Given instruction. Transcribe each entry below exactly. Pictures do not go in the copy.

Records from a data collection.
# # # # # # #
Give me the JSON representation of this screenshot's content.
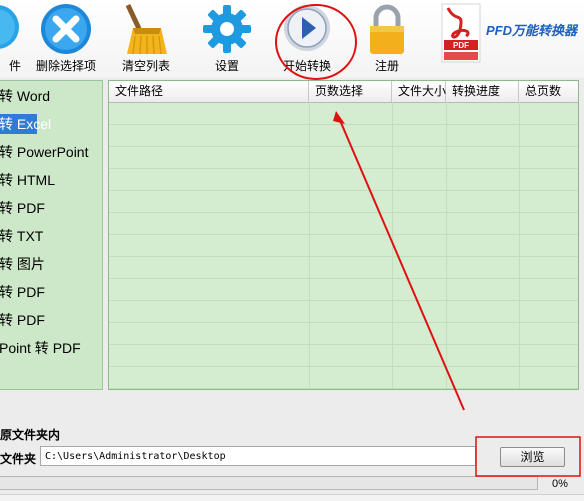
{
  "toolbar": {
    "items": [
      {
        "label": "件",
        "icon": "add-file-icon"
      },
      {
        "label": "删除选择项",
        "icon": "delete-x-icon"
      },
      {
        "label": "清空列表",
        "icon": "broom-icon"
      },
      {
        "label": "设置",
        "icon": "gear-icon"
      },
      {
        "label": "开始转换",
        "icon": "play-icon"
      },
      {
        "label": "注册",
        "icon": "lock-icon"
      }
    ],
    "brand": "PFD万能转换器",
    "brand_icon_text": "PDF"
  },
  "left_list": {
    "items": [
      "转 Word",
      "转 Excel",
      "转 PowerPoint",
      "转 HTML",
      "转 PDF",
      "转 TXT",
      "转 图片",
      "转 PDF",
      "转 PDF",
      "Point 转 PDF"
    ],
    "selected_index": 1
  },
  "table": {
    "columns": [
      "文件路径",
      "页数选择",
      "文件大小",
      "转换进度",
      "总页数"
    ],
    "rows": []
  },
  "bottom": {
    "section_label": "原文件夹内",
    "folder_label": "文件夹",
    "path_value": "C:\\Users\\Administrator\\Desktop",
    "browse_label": "浏览",
    "progress_percent": 0,
    "progress_text": "0%"
  },
  "colors": {
    "list_bg": "#cde8c8",
    "selected_bg": "#2f7bd6",
    "annotation_red": "#e01010",
    "brand_blue": "#1f5fc0"
  }
}
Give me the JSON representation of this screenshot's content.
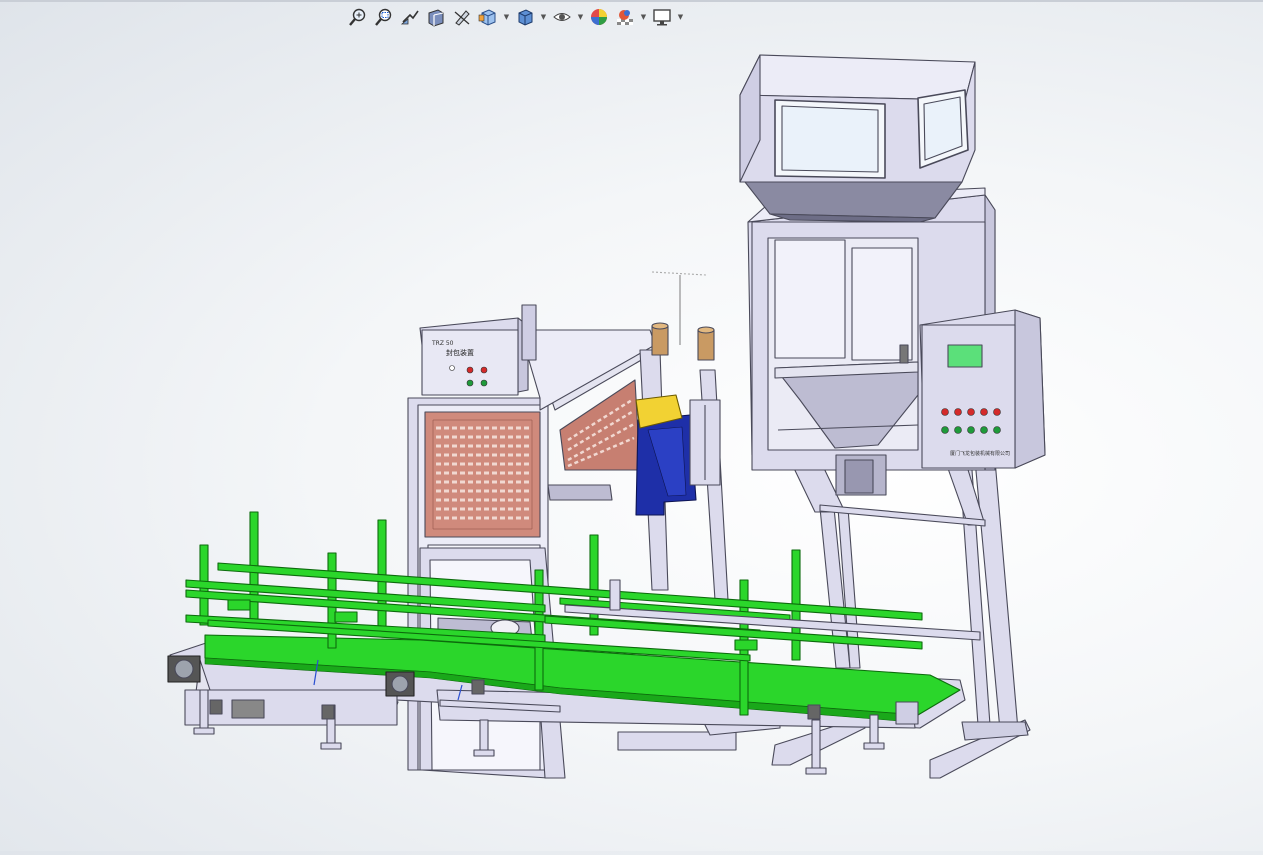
{
  "app": "SolidWorks",
  "heads_up_toolbar": [
    {
      "name": "zoom-to-fit-icon",
      "dropdown": false
    },
    {
      "name": "zoom-to-area-icon",
      "dropdown": false
    },
    {
      "name": "previous-view-icon",
      "dropdown": false
    },
    {
      "name": "section-view-icon",
      "dropdown": false
    },
    {
      "name": "dynamic-annotation-icon",
      "dropdown": false
    },
    {
      "name": "view-orientation-icon",
      "dropdown": true
    },
    {
      "name": "display-style-icon",
      "dropdown": true
    },
    {
      "name": "hide-show-items-icon",
      "dropdown": true
    },
    {
      "name": "edit-appearance-icon",
      "dropdown": false
    },
    {
      "name": "apply-scene-icon",
      "dropdown": true
    },
    {
      "name": "view-settings-icon",
      "dropdown": true
    }
  ],
  "model": {
    "sealer_panel_label": "TRZ 50",
    "sealer_panel_title": "封包装置",
    "control_panel_label": "厦门飞龙包装机械有限公司"
  },
  "colors": {
    "frame": "#dcdbed",
    "frame_stroke": "#4a4a5a",
    "conveyor_green": "#2bd62b",
    "guard_panel": "#d08a7c",
    "sewing_head_blue": "#1e2fa8",
    "sewing_head_yellow": "#f2d233",
    "hmi_screen": "#5be07a"
  }
}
# # # # # # #
Full solution.
Give me the JSON representation of this screenshot's content.
{
  "toolbar": {
    "items": [
      {
        "label": "件",
        "icon": "add-file-icon"
      },
      {
        "label": "删除选择项",
        "icon": "delete-x-icon"
      },
      {
        "label": "清空列表",
        "icon": "broom-icon"
      },
      {
        "label": "设置",
        "icon": "gear-icon"
      },
      {
        "label": "开始转换",
        "icon": "play-icon"
      },
      {
        "label": "注册",
        "icon": "lock-icon"
      }
    ],
    "brand": "PFD万能转换器",
    "brand_icon_text": "PDF"
  },
  "left_list": {
    "items": [
      "转 Word",
      "转 Excel",
      "转 PowerPoint",
      "转 HTML",
      "转 PDF",
      "转 TXT",
      "转 图片",
      "转 PDF",
      "转 PDF",
      "Point 转 PDF"
    ],
    "selected_index": 1
  },
  "table": {
    "columns": [
      "文件路径",
      "页数选择",
      "文件大小",
      "转换进度",
      "总页数"
    ],
    "rows": []
  },
  "bottom": {
    "section_label": "原文件夹内",
    "folder_label": "文件夹",
    "path_value": "C:\\Users\\Administrator\\Desktop",
    "browse_label": "浏览",
    "progress_percent": 0,
    "progress_text": "0%"
  },
  "colors": {
    "list_bg": "#cde8c8",
    "selected_bg": "#2f7bd6",
    "annotation_red": "#e01010",
    "brand_blue": "#1f5fc0"
  }
}
Give me the JSON representation of this screenshot's content.
{
  "app": "SolidWorks",
  "heads_up_toolbar": [
    {
      "name": "zoom-to-fit-icon",
      "dropdown": false
    },
    {
      "name": "zoom-to-area-icon",
      "dropdown": false
    },
    {
      "name": "previous-view-icon",
      "dropdown": false
    },
    {
      "name": "section-view-icon",
      "dropdown": false
    },
    {
      "name": "dynamic-annotation-icon",
      "dropdown": false
    },
    {
      "name": "view-orientation-icon",
      "dropdown": true
    },
    {
      "name": "display-style-icon",
      "dropdown": true
    },
    {
      "name": "hide-show-items-icon",
      "dropdown": true
    },
    {
      "name": "edit-appearance-icon",
      "dropdown": false
    },
    {
      "name": "apply-scene-icon",
      "dropdown": true
    },
    {
      "name": "view-settings-icon",
      "dropdown": true
    }
  ],
  "model": {
    "sealer_panel_label": "TRZ 50",
    "sealer_panel_title": "封包装置",
    "control_panel_label": "厦门飞龙包装机械有限公司"
  },
  "colors": {
    "frame": "#dcdbed",
    "frame_stroke": "#4a4a5a",
    "conveyor_green": "#2bd62b",
    "guard_panel": "#d08a7c",
    "sewing_head_blue": "#1e2fa8",
    "sewing_head_yellow": "#f2d233",
    "hmi_screen": "#5be07a"
  }
}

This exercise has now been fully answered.